▶ [SUPPLIED MATERIAL]:

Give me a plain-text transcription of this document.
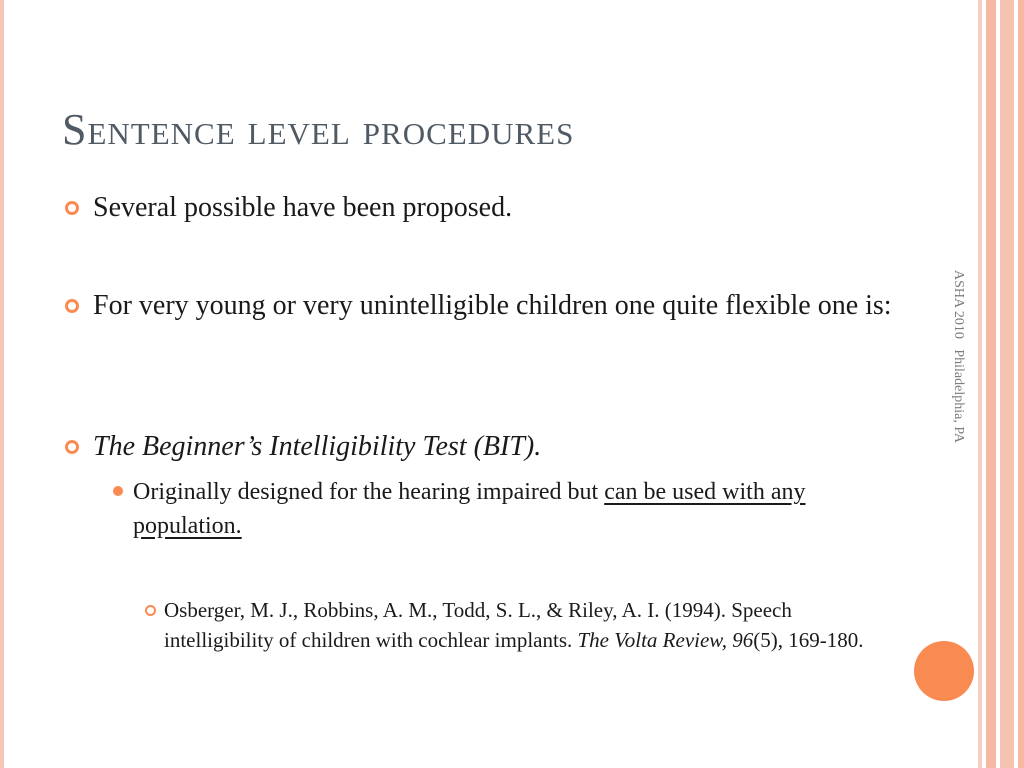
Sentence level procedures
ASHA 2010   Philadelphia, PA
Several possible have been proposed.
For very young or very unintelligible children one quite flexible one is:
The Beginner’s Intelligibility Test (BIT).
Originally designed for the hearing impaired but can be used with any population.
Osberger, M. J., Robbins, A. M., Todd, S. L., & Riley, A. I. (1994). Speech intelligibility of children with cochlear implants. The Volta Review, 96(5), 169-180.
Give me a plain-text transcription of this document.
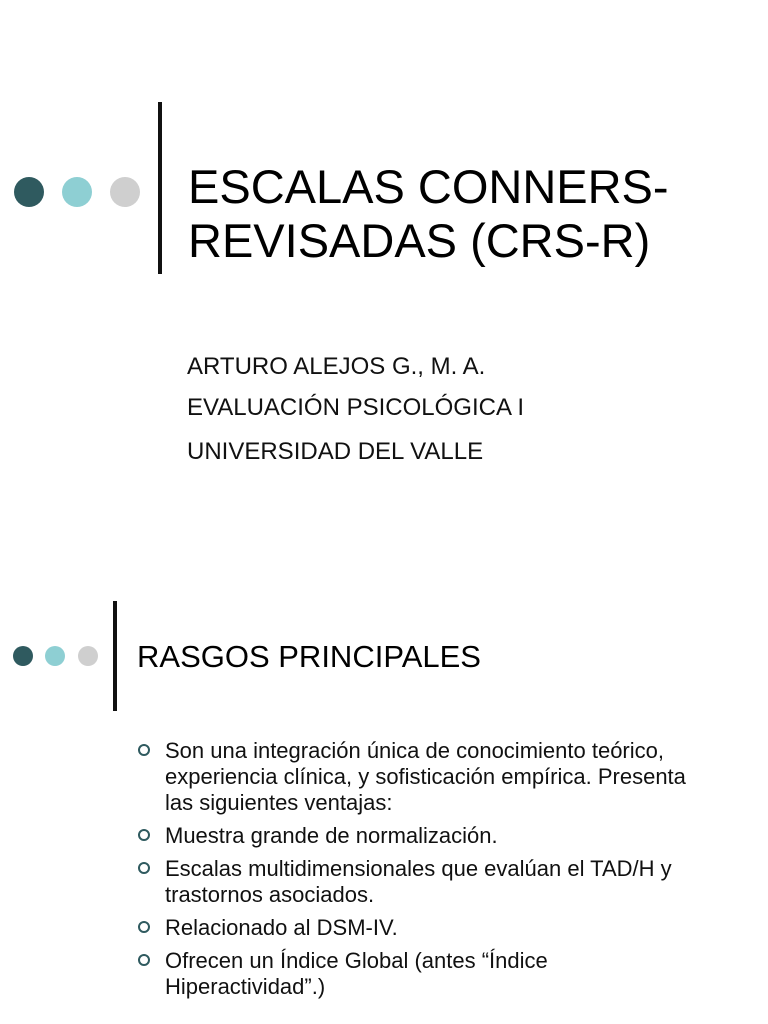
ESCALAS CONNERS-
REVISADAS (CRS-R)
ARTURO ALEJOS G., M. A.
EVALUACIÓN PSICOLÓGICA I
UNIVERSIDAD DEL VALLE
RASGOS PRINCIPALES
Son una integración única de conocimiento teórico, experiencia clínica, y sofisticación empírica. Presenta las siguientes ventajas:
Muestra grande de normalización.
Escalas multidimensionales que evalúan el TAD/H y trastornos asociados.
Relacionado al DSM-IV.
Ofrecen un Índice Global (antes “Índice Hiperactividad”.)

▶ [STATED GOAL]: Omit the pictures, and quote the material above exactly as given.

▶ [REPLY]:
Give me a plain-text transcription of this document.
Sentence level procedures
ASHA 2010   Philadelphia, PA
Several possible have been proposed.
For very young or very unintelligible children one quite flexible one is:
The Beginner’s Intelligibility Test (BIT).
Originally designed for the hearing impaired but can be used with any population.
Osberger, M. J., Robbins, A. M., Todd, S. L., & Riley, A. I. (1994). Speech intelligibility of children with cochlear implants. The Volta Review, 96(5), 169-180.
Give me a plain-text transcription of this document.
ESCALAS CONNERS-
REVISADAS (CRS-R)
ARTURO ALEJOS G., M. A.
EVALUACIÓN PSICOLÓGICA I
UNIVERSIDAD DEL VALLE
RASGOS PRINCIPALES
Son una integración única de conocimiento teórico, experiencia clínica, y sofisticación empírica. Presenta las siguientes ventajas:
Muestra grande de normalización.
Escalas multidimensionales que evalúan el TAD/H y trastornos asociados.
Relacionado al DSM-IV.
Ofrecen un Índice Global (antes “Índice Hiperactividad”.)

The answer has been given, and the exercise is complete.